Figure dataset records
------------------------

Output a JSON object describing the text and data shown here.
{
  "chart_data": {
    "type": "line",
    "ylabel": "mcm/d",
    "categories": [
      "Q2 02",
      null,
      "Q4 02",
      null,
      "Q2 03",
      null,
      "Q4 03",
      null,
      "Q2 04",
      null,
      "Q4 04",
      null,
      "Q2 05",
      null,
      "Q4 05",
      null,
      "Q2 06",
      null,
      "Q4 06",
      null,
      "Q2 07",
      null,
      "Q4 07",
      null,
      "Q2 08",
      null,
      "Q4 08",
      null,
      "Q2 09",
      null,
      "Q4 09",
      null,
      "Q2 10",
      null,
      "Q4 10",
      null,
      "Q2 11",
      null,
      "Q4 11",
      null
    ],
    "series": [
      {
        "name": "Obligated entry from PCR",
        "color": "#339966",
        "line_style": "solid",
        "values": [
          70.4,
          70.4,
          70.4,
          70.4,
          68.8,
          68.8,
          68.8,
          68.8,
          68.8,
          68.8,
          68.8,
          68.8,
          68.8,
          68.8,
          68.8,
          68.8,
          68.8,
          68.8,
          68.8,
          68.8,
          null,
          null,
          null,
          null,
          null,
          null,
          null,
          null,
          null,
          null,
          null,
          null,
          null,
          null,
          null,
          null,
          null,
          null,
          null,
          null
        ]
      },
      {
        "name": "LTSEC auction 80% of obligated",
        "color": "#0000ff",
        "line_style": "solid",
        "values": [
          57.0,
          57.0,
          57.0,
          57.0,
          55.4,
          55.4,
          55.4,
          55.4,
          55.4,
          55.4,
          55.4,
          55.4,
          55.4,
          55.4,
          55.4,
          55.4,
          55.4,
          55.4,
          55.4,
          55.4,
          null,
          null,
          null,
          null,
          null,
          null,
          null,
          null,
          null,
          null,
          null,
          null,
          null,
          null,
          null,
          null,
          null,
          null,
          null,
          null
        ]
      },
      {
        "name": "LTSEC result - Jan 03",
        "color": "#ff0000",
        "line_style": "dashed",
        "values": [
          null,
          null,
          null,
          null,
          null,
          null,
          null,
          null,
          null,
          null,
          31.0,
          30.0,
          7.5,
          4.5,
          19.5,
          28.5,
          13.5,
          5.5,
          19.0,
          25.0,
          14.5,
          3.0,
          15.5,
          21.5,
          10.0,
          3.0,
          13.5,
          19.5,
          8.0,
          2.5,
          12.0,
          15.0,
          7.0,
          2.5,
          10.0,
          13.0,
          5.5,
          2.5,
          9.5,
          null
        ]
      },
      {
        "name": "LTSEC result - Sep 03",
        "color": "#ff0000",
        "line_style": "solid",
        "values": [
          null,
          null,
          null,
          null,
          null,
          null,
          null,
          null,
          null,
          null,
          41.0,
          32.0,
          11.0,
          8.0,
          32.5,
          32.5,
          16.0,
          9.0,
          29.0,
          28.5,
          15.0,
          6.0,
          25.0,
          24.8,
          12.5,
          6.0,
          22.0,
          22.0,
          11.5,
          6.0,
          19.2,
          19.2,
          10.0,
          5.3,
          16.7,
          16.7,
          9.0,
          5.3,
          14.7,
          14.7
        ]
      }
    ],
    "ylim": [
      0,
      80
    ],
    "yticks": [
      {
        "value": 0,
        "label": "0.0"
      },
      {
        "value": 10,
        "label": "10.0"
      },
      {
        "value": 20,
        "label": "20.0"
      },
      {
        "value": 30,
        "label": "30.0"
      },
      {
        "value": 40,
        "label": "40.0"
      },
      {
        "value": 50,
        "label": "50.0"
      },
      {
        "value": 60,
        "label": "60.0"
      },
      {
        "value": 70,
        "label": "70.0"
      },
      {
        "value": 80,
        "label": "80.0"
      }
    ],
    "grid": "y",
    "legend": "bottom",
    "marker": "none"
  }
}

------------------------

WHAT THIS TASK INVOLVES. Write the material out exactly, with nothing left out.

COMPLETED EXERCISE.
Output a JSON object describing the text and data shown here.
{
  "chart_data": {
    "type": "line",
    "ylabel": "mcm/d",
    "categories": [
      "Q2 02",
      null,
      "Q4 02",
      null,
      "Q2 03",
      null,
      "Q4 03",
      null,
      "Q2 04",
      null,
      "Q4 04",
      null,
      "Q2 05",
      null,
      "Q4 05",
      null,
      "Q2 06",
      null,
      "Q4 06",
      null,
      "Q2 07",
      null,
      "Q4 07",
      null,
      "Q2 08",
      null,
      "Q4 08",
      null,
      "Q2 09",
      null,
      "Q4 09",
      null,
      "Q2 10",
      null,
      "Q4 10",
      null,
      "Q2 11",
      null,
      "Q4 11",
      null
    ],
    "series": [
      {
        "name": "Obligated entry from PCR",
        "color": "#339966",
        "line_style": "solid",
        "values": [
          70.4,
          70.4,
          70.4,
          70.4,
          68.8,
          68.8,
          68.8,
          68.8,
          68.8,
          68.8,
          68.8,
          68.8,
          68.8,
          68.8,
          68.8,
          68.8,
          68.8,
          68.8,
          68.8,
          68.8,
          null,
          null,
          null,
          null,
          null,
          null,
          null,
          null,
          null,
          null,
          null,
          null,
          null,
          null,
          null,
          null,
          null,
          null,
          null,
          null
        ]
      },
      {
        "name": "LTSEC auction 80% of obligated",
        "color": "#0000ff",
        "line_style": "solid",
        "values": [
          57.0,
          57.0,
          57.0,
          57.0,
          55.4,
          55.4,
          55.4,
          55.4,
          55.4,
          55.4,
          55.4,
          55.4,
          55.4,
          55.4,
          55.4,
          55.4,
          55.4,
          55.4,
          55.4,
          55.4,
          null,
          null,
          null,
          null,
          null,
          null,
          null,
          null,
          null,
          null,
          null,
          null,
          null,
          null,
          null,
          null,
          null,
          null,
          null,
          null
        ]
      },
      {
        "name": "LTSEC result - Jan 03",
        "color": "#ff0000",
        "line_style": "dashed",
        "values": [
          null,
          null,
          null,
          null,
          null,
          null,
          null,
          null,
          null,
          null,
          31.0,
          30.0,
          7.5,
          4.5,
          19.5,
          28.5,
          13.5,
          5.5,
          19.0,
          25.0,
          14.5,
          3.0,
          15.5,
          21.5,
          10.0,
          3.0,
          13.5,
          19.5,
          8.0,
          2.5,
          12.0,
          15.0,
          7.0,
          2.5,
          10.0,
          13.0,
          5.5,
          2.5,
          9.5,
          null
        ]
      },
      {
        "name": "LTSEC result - Sep 03",
        "color": "#ff0000",
        "line_style": "solid",
        "values": [
          null,
          null,
          null,
          null,
          null,
          null,
          null,
          null,
          null,
          null,
          41.0,
          32.0,
          11.0,
          8.0,
          32.5,
          32.5,
          16.0,
          9.0,
          29.0,
          28.5,
          15.0,
          6.0,
          25.0,
          24.8,
          12.5,
          6.0,
          22.0,
          22.0,
          11.5,
          6.0,
          19.2,
          19.2,
          10.0,
          5.3,
          16.7,
          16.7,
          9.0,
          5.3,
          14.7,
          14.7
        ]
      }
    ],
    "ylim": [
      0,
      80
    ],
    "yticks": [
      {
        "value": 0,
        "label": "0.0"
      },
      {
        "value": 10,
        "label": "10.0"
      },
      {
        "value": 20,
        "label": "20.0"
      },
      {
        "value": 30,
        "label": "30.0"
      },
      {
        "value": 40,
        "label": "40.0"
      },
      {
        "value": 50,
        "label": "50.0"
      },
      {
        "value": 60,
        "label": "60.0"
      },
      {
        "value": 70,
        "label": "70.0"
      },
      {
        "value": 80,
        "label": "80.0"
      }
    ],
    "grid": "y",
    "legend": "bottom",
    "marker": "none"
  }
}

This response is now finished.